— TASK DIRECTIONS —
Some lines in the records below may hold the word "sécurité"; give the number of those lines and nothing else.

— RECORDS TO USE —

_____

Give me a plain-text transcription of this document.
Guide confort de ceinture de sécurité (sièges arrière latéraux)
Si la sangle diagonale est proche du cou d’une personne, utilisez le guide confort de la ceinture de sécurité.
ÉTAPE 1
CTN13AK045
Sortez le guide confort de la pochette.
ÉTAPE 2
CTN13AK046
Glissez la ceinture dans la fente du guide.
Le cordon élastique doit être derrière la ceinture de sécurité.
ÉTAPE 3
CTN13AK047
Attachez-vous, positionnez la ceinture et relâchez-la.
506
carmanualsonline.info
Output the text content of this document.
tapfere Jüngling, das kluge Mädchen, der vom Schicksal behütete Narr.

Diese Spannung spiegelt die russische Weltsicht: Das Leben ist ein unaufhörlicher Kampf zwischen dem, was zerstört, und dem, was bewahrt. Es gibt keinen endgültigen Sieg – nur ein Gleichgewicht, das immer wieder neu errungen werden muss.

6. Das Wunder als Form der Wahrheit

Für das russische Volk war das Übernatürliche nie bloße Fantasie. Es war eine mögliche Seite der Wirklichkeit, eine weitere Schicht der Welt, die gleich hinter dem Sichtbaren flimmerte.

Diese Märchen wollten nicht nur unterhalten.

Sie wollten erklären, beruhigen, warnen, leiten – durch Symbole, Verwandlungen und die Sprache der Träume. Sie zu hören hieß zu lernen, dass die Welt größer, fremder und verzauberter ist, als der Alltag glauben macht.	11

_____

— EXERCISE OUTPUT —
3